▸ **Exercise prompt**
Gather all lines in the entries below that include the word "this".

▸ **Supplied data**
<<<<
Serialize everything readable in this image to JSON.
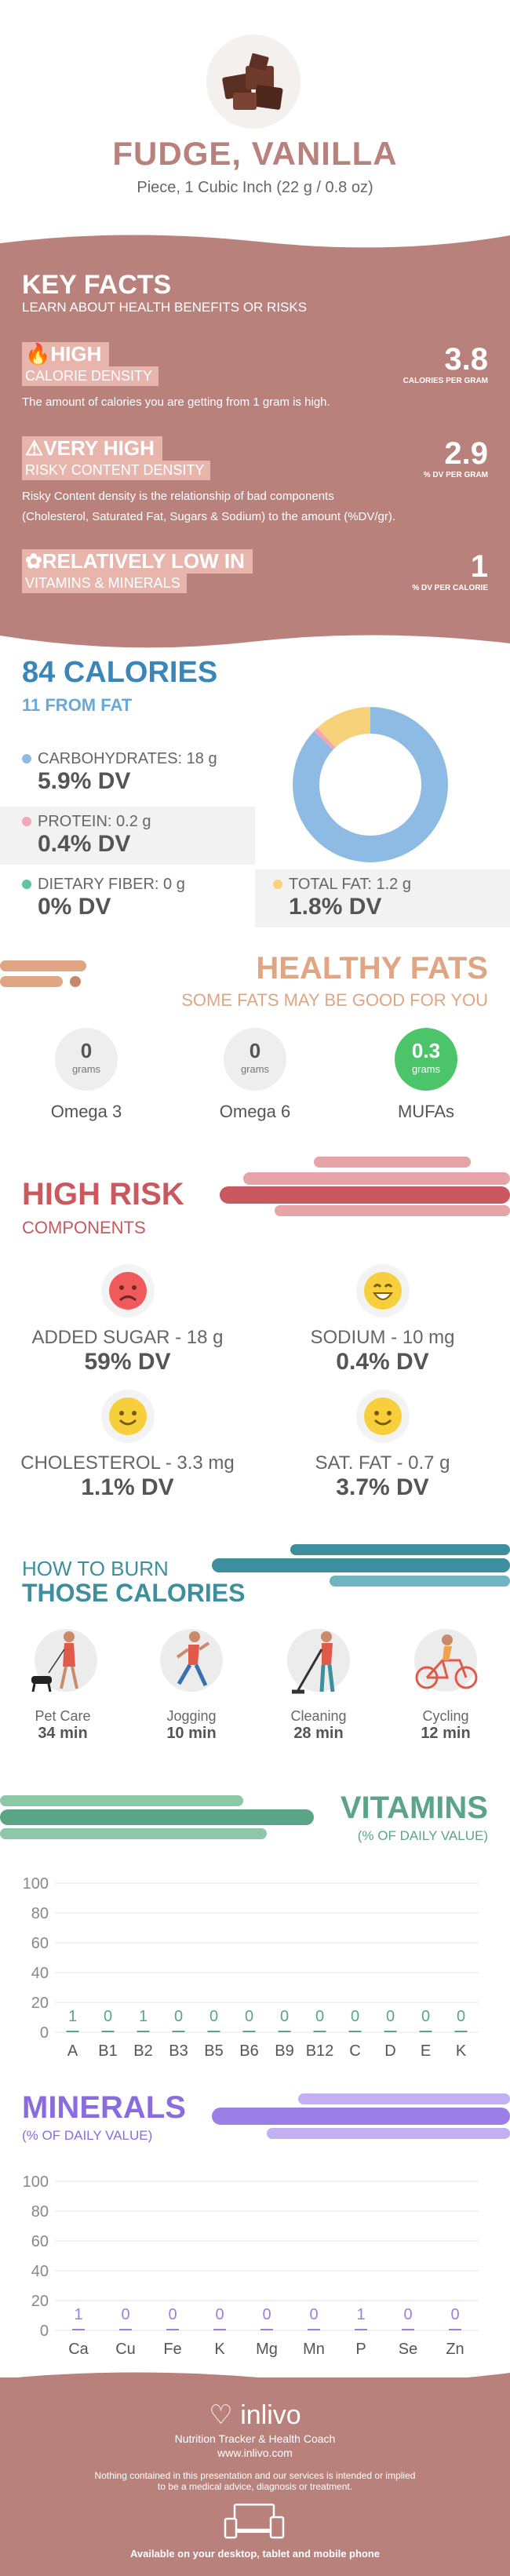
{
  "header": {
    "title": "FUDGE, VANILLA",
    "subtitle": "Piece, 1 Cubic Inch (22 g / 0.8 oz)"
  },
  "key_facts": {
    "title": "KEY FACTS",
    "subtitle": "LEARN ABOUT HEALTH BENEFITS OR RISKS",
    "calorie_density": {
      "level": "HIGH",
      "label": "CALORIE DENSITY",
      "value": "3.8",
      "unit": "CALORIES PER GRAM",
      "description": "The amount of calories you are getting from 1 gram is high."
    },
    "risky_density": {
      "level": "VERY HIGH",
      "label": "RISKY CONTENT DENSITY",
      "value": "2.9",
      "unit": "% DV PER GRAM",
      "description_1": "Risky Content density is the relationship of bad components",
      "description_2": "(Cholesterol, Saturated Fat, Sugars & Sodium) to the amount (%DV/gr)."
    },
    "vitamins_minerals": {
      "level": "RELATIVELY LOW  IN",
      "label": "VITAMINS & MINERALS",
      "value": "1",
      "unit": "% DV PER CALORIE"
    }
  },
  "calories": {
    "total": "84 CALORIES",
    "from_fat": "11 FROM FAT",
    "carbs_label": "CARBOHYDRATES: 18 g",
    "carbs_dv": "5.9% DV",
    "protein_label": "PROTEIN: 0.2 g",
    "protein_dv": "0.4% DV",
    "fiber_label": "DIETARY FIBER: 0 g",
    "fiber_dv": "0% DV",
    "fat_label": "TOTAL FAT: 1.2 g",
    "fat_dv": "1.8% DV",
    "donut": {
      "carbs": 87,
      "protein": 1,
      "fat": 12
    },
    "colors": {
      "carbs": "#8ebbe3",
      "protein": "#f2a6b8",
      "fiber": "#5ec4a2",
      "fat": "#f7d27a"
    }
  },
  "healthy_fats": {
    "title": "HEALTHY FATS",
    "subtitle": "SOME FATS MAY BE GOOD FOR YOU",
    "items": [
      {
        "value": "0",
        "unit": "grams",
        "name": "Omega 3"
      },
      {
        "value": "0",
        "unit": "grams",
        "name": "Omega 6"
      },
      {
        "value": "0.3",
        "unit": "grams",
        "name": "MUFAs"
      }
    ]
  },
  "high_risk": {
    "title": "HIGH RISK",
    "subtitle": "COMPONENTS",
    "items": [
      {
        "label": "ADDED SUGAR - 18 g",
        "dv": "59% DV",
        "face": "sad"
      },
      {
        "label": "SODIUM - 10 mg",
        "dv": "0.4% DV",
        "face": "grin"
      },
      {
        "label": "CHOLESTEROL - 3.3 mg",
        "dv": "1.1% DV",
        "face": "smile"
      },
      {
        "label": "SAT. FAT - 0.7 g",
        "dv": "3.7% DV",
        "face": "smile"
      }
    ]
  },
  "burn": {
    "title_1": "HOW TO BURN",
    "title_2": "THOSE CALORIES",
    "items": [
      {
        "name": "Pet Care",
        "time": "34 min",
        "icon": "walking-dog-icon"
      },
      {
        "name": "Jogging",
        "time": "10 min",
        "icon": "jogging-icon"
      },
      {
        "name": "Cleaning",
        "time": "28 min",
        "icon": "cleaning-icon"
      },
      {
        "name": "Cycling",
        "time": "12 min",
        "icon": "cycling-icon"
      }
    ]
  },
  "vitamins": {
    "title": "VITAMINS",
    "subtitle": "(% OF DAILY VALUE)"
  },
  "minerals": {
    "title": "MINERALS",
    "subtitle": "(% OF DAILY VALUE)"
  },
  "chart_data": [
    {
      "type": "bar",
      "categories": [
        "A",
        "B1",
        "B2",
        "B3",
        "B5",
        "B6",
        "B9",
        "B12",
        "C",
        "D",
        "E",
        "K"
      ],
      "values": [
        1,
        0,
        1,
        0,
        0,
        0,
        0,
        0,
        0,
        0,
        0,
        0
      ],
      "ylim": [
        0,
        100
      ],
      "yticks": [
        0,
        20,
        40,
        60,
        80,
        100
      ],
      "color": "#5aa587"
    },
    {
      "type": "bar",
      "categories": [
        "Ca",
        "Cu",
        "Fe",
        "K",
        "Mg",
        "Mn",
        "P",
        "Se",
        "Zn"
      ],
      "values": [
        1,
        0,
        0,
        0,
        0,
        0,
        1,
        0,
        0
      ],
      "ylim": [
        0,
        100
      ],
      "yticks": [
        0,
        20,
        40,
        60,
        80,
        100
      ],
      "color": "#9b7fe6"
    }
  ],
  "footer": {
    "brand": "inlivo",
    "tagline": "Nutrition Tracker & Health Coach",
    "url": "www.inlivo.com",
    "disclaimer_1": "Nothing contained in this presentation and our services is intended or implied",
    "disclaimer_2": "to be a medical advice, diagnosis or treatment.",
    "available": "Available on your desktop, tablet and mobile phone"
  }
}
>>>>
▸ **Task output**
Serialize everything readable in this image to JSON.
    "disclaimer_1": "Nothing contained in this presentation and our services is intended or implied",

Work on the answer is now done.